== TASK INPUT
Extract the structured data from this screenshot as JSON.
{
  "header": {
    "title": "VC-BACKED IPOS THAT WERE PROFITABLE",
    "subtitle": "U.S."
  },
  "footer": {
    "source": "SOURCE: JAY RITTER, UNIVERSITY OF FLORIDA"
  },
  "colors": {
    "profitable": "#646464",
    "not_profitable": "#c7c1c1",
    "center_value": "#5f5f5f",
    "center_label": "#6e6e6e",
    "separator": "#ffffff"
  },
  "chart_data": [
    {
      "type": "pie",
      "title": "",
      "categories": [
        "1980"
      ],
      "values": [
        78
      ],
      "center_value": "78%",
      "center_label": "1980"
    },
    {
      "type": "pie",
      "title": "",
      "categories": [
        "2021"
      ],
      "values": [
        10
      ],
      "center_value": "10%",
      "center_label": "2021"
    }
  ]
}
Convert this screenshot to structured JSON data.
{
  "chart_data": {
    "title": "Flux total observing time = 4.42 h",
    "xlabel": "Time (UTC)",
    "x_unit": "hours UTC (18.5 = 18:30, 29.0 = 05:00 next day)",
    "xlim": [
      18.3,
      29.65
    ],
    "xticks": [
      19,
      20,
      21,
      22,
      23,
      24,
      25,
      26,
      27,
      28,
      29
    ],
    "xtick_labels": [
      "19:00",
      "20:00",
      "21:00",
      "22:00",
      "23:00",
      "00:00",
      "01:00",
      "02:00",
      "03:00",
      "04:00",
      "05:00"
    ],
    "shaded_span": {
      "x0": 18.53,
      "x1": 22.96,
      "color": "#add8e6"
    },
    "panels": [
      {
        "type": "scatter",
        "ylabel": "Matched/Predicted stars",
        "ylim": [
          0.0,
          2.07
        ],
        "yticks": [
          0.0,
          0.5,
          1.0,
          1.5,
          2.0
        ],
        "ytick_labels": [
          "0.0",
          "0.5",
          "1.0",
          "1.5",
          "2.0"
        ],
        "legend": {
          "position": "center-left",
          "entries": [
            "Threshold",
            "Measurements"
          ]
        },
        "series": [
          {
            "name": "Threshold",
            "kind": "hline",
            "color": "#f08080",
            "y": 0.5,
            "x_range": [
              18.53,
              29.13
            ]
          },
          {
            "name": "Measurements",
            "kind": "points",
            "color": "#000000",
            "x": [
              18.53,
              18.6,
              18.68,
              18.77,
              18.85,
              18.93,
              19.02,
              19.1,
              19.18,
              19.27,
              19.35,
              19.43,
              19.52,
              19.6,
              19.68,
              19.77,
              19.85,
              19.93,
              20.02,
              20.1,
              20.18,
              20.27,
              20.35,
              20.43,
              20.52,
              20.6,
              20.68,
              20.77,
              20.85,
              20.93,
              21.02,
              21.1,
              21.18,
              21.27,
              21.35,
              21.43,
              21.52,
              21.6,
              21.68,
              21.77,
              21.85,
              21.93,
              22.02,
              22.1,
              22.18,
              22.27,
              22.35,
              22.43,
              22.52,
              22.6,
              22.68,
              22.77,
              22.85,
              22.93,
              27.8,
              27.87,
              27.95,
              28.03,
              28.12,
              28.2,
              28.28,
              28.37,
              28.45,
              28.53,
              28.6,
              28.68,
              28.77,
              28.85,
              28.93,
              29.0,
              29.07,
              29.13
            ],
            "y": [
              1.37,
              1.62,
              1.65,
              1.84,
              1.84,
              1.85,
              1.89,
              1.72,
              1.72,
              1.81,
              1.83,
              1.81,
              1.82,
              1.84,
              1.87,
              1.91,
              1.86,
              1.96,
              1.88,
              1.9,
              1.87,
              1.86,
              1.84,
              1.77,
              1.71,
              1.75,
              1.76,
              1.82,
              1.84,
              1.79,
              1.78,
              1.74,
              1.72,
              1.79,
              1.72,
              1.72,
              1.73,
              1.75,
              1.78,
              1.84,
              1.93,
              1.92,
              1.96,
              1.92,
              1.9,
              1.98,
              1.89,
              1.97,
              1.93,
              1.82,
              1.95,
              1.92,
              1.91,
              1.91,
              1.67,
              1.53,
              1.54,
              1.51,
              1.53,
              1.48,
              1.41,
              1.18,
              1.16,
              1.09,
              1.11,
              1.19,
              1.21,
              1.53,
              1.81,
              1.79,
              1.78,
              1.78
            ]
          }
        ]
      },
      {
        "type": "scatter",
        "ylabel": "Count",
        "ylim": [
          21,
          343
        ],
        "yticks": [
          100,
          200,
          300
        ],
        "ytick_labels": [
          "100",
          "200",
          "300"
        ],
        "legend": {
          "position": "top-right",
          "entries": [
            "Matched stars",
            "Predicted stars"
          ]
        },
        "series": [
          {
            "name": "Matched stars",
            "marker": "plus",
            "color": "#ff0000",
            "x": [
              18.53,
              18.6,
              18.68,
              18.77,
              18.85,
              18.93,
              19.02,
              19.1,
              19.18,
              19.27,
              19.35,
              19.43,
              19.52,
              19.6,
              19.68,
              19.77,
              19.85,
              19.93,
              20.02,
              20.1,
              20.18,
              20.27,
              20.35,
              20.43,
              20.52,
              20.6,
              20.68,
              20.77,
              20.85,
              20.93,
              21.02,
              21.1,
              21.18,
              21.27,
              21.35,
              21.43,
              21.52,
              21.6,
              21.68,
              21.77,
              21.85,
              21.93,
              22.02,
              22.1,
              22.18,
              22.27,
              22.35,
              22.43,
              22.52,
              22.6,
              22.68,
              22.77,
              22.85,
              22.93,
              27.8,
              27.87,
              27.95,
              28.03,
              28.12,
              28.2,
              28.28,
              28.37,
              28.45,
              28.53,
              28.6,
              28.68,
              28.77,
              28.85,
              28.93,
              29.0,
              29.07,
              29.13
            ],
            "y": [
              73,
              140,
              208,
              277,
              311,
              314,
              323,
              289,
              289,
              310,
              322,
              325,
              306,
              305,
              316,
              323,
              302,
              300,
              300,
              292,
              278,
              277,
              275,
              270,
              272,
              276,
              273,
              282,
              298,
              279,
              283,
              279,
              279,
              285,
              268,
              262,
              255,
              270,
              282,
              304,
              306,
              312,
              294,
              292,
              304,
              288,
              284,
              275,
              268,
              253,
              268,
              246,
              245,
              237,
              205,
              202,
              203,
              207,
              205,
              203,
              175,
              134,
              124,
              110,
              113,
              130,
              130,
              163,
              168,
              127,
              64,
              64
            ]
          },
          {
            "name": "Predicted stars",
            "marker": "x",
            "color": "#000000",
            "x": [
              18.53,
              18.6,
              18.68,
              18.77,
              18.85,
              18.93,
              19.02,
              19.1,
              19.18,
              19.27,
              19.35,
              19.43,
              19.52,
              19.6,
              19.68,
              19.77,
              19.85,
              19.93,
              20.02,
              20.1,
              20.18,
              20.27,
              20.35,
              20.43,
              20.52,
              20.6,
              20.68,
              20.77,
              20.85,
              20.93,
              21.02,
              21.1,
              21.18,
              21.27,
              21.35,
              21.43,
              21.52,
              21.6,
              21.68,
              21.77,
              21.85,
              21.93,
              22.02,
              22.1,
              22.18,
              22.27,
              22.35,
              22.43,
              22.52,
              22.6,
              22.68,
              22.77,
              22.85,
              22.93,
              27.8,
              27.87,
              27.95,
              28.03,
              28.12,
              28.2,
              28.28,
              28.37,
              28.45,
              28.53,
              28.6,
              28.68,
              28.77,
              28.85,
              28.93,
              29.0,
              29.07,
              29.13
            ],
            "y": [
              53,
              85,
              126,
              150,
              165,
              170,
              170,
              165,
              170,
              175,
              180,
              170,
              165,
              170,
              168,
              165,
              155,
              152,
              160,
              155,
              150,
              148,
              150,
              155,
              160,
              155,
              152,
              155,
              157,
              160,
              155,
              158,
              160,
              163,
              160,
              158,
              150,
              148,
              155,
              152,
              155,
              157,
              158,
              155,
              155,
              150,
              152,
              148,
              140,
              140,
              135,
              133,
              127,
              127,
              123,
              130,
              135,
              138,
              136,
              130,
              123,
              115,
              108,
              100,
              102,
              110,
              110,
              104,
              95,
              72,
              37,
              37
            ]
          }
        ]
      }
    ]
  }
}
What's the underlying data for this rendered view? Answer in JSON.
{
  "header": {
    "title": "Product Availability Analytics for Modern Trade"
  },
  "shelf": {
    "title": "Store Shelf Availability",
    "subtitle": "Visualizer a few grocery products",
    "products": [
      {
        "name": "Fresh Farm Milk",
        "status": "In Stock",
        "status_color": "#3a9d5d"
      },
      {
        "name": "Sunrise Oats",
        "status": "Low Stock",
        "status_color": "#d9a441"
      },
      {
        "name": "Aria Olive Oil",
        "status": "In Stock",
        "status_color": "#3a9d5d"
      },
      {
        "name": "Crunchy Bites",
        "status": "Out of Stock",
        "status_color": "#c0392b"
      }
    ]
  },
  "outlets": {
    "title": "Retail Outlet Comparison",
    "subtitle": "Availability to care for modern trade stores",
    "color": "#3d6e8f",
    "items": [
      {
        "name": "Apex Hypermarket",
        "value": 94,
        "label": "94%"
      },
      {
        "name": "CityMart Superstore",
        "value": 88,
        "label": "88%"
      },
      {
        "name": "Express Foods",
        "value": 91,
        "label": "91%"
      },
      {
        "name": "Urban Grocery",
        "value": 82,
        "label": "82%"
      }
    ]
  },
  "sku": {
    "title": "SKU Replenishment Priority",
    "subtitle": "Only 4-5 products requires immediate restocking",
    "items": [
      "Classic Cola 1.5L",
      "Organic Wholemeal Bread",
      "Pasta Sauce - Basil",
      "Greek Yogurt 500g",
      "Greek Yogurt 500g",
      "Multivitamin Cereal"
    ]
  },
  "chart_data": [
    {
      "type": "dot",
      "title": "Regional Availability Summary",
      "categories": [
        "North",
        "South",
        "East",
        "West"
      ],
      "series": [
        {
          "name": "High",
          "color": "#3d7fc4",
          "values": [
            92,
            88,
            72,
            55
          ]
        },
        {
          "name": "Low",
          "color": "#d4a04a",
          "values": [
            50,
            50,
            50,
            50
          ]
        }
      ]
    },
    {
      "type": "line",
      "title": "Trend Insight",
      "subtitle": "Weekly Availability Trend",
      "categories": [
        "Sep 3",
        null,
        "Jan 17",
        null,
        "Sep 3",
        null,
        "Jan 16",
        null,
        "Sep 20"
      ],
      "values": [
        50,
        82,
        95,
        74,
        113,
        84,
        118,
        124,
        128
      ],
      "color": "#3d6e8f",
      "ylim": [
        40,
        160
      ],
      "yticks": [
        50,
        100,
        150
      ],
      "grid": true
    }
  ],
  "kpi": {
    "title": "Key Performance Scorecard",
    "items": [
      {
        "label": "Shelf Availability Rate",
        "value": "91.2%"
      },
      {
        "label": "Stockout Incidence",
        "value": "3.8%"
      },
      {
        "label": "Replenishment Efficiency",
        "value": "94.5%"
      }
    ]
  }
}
====
(AIM OF THE EXERCISE): Each line above that includes "Trend" counts once; state the total and nothing more.

(SOLUTION TO THE EXERCISE): 2